TASK DESCRIPTION:
Pictures in the data below are not part of the copy; transcribe everything else exactly.
** START OF INPUT FOR THIS TASK **
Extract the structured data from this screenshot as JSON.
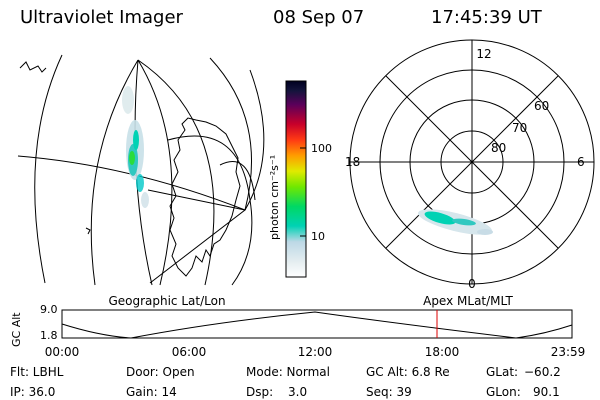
{
  "header": {
    "instrument": "Ultraviolet Imager",
    "date": "08 Sep 07",
    "time": "17:45:39 UT"
  },
  "map_labels": {
    "left": "Geographic Lat/Lon",
    "right": "Apex  MLat/MLT"
  },
  "colorbar": {
    "label": "photon cm⁻²s⁻¹",
    "ticks": [
      "100",
      "10"
    ],
    "scale": "log",
    "colors": [
      "#ffffff",
      "#e6eef0",
      "#c8dcea",
      "#9cd0dc",
      "#00d2b4",
      "#00d864",
      "#28e028",
      "#a0f000",
      "#e0ea00",
      "#ffb000",
      "#ff7800",
      "#ff1414",
      "#c80028",
      "#640064",
      "#14143c",
      "#000028"
    ]
  },
  "polar": {
    "mlt_labels": [
      "12",
      "18",
      "6",
      "0"
    ],
    "lat_labels": [
      "60",
      "70",
      "80"
    ]
  },
  "timeline": {
    "axis_label": "GC Alt",
    "ytick_top": "9.0",
    "ytick_bottom": "1.8",
    "xticks": [
      "00:00",
      "06:00",
      "12:00",
      "18:00",
      "23:59"
    ],
    "current_time": "17:45:39",
    "marker_color": "#dd0000"
  },
  "footer": {
    "flt": "Flt: LBHL",
    "ip": "IP: 36.0",
    "door": "Door: Open",
    "gain": "Gain: 14",
    "mode": "Mode: Normal",
    "dsp": "Dsp:",
    "dsp_val": "3.0",
    "gcalt": "GC Alt: 6.8 Re",
    "seq": "Seq: 39",
    "glat": "GLat:",
    "glat_val": "−60.2",
    "glon": "GLon:",
    "glon_val": "90.1"
  }
}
** END OF INPUT FOR THIS TASK **
RESPONSE:
Extract the structured data from this screenshot as JSON.
{
  "header": {
    "instrument": "Ultraviolet Imager",
    "date": "08 Sep 07",
    "time": "17:45:39 UT"
  },
  "map_labels": {
    "left": "Geographic Lat/Lon",
    "right": "Apex  MLat/MLT"
  },
  "colorbar": {
    "label": "photon cm⁻²s⁻¹",
    "ticks": [
      "100",
      "10"
    ],
    "scale": "log",
    "colors": [
      "#ffffff",
      "#e6eef0",
      "#c8dcea",
      "#9cd0dc",
      "#00d2b4",
      "#00d864",
      "#28e028",
      "#a0f000",
      "#e0ea00",
      "#ffb000",
      "#ff7800",
      "#ff1414",
      "#c80028",
      "#640064",
      "#14143c",
      "#000028"
    ]
  },
  "polar": {
    "mlt_labels": [
      "12",
      "18",
      "6",
      "0"
    ],
    "lat_labels": [
      "60",
      "70",
      "80"
    ]
  },
  "timeline": {
    "axis_label": "GC Alt",
    "ytick_top": "9.0",
    "ytick_bottom": "1.8",
    "xticks": [
      "00:00",
      "06:00",
      "12:00",
      "18:00",
      "23:59"
    ],
    "current_time": "17:45:39",
    "marker_color": "#dd0000"
  },
  "footer": {
    "flt": "Flt: LBHL",
    "ip": "IP: 36.0",
    "door": "Door: Open",
    "gain": "Gain: 14",
    "mode": "Mode: Normal",
    "dsp": "Dsp:",
    "dsp_val": "3.0",
    "gcalt": "GC Alt: 6.8 Re",
    "seq": "Seq: 39",
    "glat": "GLat:",
    "glat_val": "−60.2",
    "glon": "GLon:",
    "glon_val": "90.1"
  }
}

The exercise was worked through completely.